*TASK BRIEF:*
Which lines contain the word "icon"? Return each of them as written.
##############################
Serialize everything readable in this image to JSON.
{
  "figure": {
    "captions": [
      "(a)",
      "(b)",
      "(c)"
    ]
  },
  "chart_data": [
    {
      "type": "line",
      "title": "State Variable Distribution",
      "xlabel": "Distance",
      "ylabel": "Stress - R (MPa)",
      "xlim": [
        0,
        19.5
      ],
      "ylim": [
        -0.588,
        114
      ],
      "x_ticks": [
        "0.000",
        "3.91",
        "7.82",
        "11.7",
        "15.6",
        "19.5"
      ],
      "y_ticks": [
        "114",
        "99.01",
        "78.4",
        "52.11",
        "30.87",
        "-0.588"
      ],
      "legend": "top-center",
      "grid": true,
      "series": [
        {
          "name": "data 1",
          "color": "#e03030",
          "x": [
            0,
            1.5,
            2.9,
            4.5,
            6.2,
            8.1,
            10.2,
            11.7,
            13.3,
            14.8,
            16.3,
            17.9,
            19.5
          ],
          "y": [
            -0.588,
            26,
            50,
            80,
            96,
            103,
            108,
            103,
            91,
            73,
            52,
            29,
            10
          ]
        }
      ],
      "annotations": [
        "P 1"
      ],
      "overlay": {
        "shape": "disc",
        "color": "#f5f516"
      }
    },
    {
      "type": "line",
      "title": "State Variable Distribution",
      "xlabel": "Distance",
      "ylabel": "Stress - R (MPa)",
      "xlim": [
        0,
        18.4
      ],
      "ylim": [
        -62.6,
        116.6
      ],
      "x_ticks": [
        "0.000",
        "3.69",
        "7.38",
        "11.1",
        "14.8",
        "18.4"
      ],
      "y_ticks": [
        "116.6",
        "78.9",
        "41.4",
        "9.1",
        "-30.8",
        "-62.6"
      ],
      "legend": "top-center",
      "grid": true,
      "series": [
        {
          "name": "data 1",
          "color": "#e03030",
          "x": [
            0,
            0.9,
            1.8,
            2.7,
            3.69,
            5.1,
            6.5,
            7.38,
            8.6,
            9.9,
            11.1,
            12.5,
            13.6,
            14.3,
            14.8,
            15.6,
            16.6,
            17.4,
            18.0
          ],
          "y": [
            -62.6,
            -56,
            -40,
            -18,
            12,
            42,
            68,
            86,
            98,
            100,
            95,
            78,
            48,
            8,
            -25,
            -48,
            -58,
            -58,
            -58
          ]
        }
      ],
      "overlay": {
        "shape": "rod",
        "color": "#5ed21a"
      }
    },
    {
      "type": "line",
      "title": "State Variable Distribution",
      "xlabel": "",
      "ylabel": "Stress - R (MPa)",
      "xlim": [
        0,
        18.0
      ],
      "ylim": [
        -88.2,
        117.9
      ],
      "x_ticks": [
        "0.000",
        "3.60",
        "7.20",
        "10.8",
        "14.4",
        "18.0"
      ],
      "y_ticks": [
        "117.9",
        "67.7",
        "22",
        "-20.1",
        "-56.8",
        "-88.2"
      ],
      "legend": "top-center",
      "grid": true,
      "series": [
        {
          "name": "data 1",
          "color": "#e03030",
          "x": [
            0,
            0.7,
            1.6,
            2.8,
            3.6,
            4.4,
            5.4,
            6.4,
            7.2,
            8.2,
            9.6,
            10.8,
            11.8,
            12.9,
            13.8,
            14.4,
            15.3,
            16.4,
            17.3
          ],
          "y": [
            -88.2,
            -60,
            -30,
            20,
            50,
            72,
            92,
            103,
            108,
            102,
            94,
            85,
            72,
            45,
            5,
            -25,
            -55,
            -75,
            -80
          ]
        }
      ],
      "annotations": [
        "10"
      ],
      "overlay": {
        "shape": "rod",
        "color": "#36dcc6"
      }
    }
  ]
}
##############################
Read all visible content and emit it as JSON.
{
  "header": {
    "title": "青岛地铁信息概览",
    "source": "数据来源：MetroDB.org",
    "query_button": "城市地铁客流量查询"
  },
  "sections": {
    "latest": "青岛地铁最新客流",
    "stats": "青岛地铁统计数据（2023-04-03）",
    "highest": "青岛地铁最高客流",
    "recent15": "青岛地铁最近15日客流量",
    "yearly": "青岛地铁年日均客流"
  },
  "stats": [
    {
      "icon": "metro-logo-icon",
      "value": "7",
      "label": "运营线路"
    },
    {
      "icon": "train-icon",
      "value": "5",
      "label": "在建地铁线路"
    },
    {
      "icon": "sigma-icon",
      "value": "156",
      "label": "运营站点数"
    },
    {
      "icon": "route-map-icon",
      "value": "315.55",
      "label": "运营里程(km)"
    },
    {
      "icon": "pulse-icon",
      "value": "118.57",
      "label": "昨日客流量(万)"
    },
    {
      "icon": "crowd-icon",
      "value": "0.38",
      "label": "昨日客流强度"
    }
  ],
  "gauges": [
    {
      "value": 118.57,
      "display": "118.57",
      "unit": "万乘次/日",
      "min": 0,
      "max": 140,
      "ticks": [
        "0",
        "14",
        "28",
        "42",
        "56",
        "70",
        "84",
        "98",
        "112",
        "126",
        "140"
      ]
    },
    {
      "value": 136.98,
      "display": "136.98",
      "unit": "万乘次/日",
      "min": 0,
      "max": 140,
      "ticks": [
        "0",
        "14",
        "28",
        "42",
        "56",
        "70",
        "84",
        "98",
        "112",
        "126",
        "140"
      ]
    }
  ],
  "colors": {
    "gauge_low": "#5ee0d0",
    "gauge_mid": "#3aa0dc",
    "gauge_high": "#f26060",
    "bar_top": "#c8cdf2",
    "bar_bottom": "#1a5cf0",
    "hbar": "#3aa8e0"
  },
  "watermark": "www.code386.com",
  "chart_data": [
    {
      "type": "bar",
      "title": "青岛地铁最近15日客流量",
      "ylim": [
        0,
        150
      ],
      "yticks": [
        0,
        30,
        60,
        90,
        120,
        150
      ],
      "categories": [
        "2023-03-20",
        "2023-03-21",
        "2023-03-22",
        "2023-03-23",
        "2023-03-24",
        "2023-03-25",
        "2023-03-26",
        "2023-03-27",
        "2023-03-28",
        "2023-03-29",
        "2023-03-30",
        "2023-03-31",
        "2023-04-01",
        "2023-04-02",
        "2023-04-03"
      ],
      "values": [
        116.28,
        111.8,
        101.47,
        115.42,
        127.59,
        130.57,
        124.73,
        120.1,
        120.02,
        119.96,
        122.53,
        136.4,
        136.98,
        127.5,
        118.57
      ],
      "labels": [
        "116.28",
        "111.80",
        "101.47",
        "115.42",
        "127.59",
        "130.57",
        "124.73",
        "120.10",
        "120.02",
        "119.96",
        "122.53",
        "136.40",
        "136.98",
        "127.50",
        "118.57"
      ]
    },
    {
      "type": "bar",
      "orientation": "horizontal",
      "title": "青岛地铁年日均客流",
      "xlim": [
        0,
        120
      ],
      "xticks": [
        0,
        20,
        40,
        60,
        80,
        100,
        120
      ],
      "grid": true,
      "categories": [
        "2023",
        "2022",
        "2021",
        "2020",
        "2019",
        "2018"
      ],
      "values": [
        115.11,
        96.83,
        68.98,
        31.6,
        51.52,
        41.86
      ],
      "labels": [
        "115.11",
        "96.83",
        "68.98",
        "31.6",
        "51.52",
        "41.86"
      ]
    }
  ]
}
##############################
*WORKED ANSWER:*
      "icon": "metro-logo-icon",
      "icon": "train-icon",
      "icon": "sigma-icon",
      "icon": "route-map-icon",
      "icon": "pulse-icon",
      "icon": "crowd-icon",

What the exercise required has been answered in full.